**Given exercise:**
Please continue the discussion about making the data directory configurable in ODK Central, starting right after its final sentence.

**Provided passage:**
start
Option 2: make the data dir configurable in getodk/central
Something like:
docker-compose.yml
service:
build:
context: .
dockerfile: service.dockerfile
depends_on:
- secrets
- postgres14
- mail
- pyxform
- enketo
volumes:
- secrets:/etc/secrets
# default to /data/transfer, so nothing changes for most
- ${DATA_DIR:-/data/transfer}:/data/transfer
Ideally we could make the DATA_DIR default to a path outside of /, for example $PWD/data/transfer,
but this would affect users that already have data saved to /data/transfer.
Then the DATA_DIR variable would probably be added to .env.example to allow for configuration by the user.
Question
Is this solution something that would be useful to the ODK team or other users?
Another option is to just advise users they need to install as root (although I'm not a fan of doing this for security reasons).
I don't remember why we put it in /data/transfer to begin with. Seems like we could also put it inside the ~/central install directory itself and .gitignore it? And add moving the existing folder as an upgrade step.
I chatted about this briefly with Central devs and we believe that either there was some previous limitation about relative paths for named volumes or that there are some gotchas certain environments. Unfortunately we can't quickly come up with which it is.
If you can confirm relatively confidently that binding named volumes to relative paths is common practice then we are open to a PR for the migration.
end
**Records provided:**
start
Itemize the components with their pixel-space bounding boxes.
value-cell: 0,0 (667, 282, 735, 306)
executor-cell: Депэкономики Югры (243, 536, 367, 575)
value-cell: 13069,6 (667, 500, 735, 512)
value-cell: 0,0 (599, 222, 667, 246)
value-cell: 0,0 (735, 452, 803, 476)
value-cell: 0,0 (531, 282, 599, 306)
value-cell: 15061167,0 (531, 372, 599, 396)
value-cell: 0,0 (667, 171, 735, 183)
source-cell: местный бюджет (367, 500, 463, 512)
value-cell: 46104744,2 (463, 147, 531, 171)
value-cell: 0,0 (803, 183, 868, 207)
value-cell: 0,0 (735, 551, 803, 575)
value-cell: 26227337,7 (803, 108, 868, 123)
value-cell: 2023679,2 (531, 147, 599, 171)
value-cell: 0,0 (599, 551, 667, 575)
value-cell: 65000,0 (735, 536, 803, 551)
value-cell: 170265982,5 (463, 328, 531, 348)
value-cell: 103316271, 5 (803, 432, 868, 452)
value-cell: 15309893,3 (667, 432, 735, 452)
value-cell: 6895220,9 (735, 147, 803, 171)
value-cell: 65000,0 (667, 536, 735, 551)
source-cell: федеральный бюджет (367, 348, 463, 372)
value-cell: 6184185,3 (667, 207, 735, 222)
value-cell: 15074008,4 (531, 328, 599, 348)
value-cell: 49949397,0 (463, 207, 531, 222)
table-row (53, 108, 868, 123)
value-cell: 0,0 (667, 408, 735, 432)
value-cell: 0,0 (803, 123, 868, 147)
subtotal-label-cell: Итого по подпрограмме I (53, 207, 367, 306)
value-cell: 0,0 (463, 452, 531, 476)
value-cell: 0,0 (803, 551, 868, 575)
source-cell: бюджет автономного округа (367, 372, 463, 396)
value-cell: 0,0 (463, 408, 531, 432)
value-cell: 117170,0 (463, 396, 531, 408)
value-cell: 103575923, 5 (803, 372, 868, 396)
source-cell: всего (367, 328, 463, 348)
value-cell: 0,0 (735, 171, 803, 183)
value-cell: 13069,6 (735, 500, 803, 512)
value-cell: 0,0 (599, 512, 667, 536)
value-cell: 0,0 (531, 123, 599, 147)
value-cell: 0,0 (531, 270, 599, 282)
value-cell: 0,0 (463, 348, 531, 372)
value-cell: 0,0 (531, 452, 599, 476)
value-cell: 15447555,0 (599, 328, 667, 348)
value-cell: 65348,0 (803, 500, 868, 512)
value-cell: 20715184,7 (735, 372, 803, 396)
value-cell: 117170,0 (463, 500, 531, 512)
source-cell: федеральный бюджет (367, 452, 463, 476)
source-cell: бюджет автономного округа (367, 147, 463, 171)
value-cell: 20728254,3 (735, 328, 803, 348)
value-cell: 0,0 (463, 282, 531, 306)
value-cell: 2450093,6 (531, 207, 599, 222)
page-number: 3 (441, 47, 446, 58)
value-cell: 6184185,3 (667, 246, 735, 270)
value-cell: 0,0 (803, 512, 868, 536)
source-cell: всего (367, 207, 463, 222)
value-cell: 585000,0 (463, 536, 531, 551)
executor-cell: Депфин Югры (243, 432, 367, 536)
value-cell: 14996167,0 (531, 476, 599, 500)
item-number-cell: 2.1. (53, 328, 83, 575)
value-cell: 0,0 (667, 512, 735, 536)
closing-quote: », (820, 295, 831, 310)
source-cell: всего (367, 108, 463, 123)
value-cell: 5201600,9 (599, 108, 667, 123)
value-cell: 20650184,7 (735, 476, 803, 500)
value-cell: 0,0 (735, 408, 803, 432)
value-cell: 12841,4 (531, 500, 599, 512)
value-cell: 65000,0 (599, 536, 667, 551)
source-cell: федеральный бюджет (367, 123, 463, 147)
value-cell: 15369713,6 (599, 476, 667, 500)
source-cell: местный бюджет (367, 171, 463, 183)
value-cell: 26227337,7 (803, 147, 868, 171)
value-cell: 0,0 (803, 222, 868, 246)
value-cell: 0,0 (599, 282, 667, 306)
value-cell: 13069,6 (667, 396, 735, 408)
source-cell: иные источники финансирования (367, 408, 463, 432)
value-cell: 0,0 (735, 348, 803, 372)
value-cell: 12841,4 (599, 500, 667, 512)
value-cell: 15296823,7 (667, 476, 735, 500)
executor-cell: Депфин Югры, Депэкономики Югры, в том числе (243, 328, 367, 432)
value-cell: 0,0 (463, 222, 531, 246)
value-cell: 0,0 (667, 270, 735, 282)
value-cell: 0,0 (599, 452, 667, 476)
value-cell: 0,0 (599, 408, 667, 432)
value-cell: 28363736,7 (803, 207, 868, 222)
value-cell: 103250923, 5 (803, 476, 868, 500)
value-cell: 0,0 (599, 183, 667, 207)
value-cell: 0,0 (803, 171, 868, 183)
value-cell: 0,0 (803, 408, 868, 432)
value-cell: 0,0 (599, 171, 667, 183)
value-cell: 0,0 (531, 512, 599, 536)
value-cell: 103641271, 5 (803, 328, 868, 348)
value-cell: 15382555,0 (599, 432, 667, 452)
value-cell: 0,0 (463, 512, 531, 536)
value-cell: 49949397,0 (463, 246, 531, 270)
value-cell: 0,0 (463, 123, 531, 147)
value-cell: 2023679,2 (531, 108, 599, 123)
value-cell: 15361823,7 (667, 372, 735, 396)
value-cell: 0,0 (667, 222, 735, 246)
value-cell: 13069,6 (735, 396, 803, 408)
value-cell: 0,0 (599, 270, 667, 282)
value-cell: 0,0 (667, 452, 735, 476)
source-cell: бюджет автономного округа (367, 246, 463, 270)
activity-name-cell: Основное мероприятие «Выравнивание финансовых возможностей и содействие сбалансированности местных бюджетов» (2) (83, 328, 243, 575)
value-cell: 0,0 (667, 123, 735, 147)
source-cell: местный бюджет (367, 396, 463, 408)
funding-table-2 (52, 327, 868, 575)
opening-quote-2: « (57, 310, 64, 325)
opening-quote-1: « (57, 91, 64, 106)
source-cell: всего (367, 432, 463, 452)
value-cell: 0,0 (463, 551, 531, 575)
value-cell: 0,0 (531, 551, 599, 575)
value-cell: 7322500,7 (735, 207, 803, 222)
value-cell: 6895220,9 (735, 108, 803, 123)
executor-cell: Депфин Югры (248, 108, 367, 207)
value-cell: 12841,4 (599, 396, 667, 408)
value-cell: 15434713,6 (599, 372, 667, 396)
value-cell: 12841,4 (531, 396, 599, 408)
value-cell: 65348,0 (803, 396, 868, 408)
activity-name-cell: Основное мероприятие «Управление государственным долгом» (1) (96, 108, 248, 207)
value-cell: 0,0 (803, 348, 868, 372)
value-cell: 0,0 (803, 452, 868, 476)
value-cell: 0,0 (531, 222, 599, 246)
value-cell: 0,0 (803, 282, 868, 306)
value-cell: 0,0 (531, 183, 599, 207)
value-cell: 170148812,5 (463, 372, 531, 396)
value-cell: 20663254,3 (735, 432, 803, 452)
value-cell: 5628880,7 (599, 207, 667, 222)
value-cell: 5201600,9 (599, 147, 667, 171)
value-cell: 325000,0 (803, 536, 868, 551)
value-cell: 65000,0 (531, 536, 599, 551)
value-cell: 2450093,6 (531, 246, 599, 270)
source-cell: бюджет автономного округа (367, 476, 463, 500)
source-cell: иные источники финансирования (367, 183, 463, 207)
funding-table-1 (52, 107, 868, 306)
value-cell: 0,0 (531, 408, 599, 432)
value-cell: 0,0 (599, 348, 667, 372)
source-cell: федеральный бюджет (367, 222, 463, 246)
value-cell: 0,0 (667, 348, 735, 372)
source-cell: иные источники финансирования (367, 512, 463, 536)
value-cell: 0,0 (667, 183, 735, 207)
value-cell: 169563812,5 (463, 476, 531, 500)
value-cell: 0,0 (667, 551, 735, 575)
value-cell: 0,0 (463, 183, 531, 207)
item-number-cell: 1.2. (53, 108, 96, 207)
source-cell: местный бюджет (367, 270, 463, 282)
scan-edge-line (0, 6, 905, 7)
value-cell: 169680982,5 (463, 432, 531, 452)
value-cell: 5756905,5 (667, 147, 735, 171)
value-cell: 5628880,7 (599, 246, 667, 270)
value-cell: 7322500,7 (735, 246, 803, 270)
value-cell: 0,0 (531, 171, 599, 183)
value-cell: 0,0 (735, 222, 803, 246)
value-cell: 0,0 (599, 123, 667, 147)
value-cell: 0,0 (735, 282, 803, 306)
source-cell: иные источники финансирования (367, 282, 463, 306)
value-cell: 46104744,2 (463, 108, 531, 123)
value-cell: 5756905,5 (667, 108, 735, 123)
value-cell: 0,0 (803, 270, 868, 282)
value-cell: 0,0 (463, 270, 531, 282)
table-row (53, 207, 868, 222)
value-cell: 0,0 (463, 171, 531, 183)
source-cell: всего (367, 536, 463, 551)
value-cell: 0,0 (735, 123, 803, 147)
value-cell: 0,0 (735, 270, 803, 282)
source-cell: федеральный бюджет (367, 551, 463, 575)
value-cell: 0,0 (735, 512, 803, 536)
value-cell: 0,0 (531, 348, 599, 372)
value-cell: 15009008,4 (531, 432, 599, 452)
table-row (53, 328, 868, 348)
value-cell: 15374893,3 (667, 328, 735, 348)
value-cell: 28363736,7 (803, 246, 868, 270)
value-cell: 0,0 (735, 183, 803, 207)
end
**Result of the task:**
My general sense is that running Docker commands as root correctly captures the level of responsibility and risk that this implies. Rootless makes sense in contexts with multiple levels of administrators, some of which don't have root, for example.
I think you could be right there - I also remember some strange behaviour for relative paths in docker compose. But I think that was compose V1 (the Python-based tool).
I suppose compose V2 (golang-based) has since fixed it, as I have not had an issue in a long time. It's also possible to bind mount using $PWD so the absolute path is used anyway:
As for security, I agree the risk is quite low for most use cases. Using a rootless daemon does reduce the potential attack surface however (if, like you say, a vulnerability is discovered), and isn't very complicated to configure, so I always default to that.
My other concern is using tools that by default run daemonless (rootless), like Podman. In theory a user could use the Central docker-compose.yml and run with Podman, but would be prevented from doing so with the current config.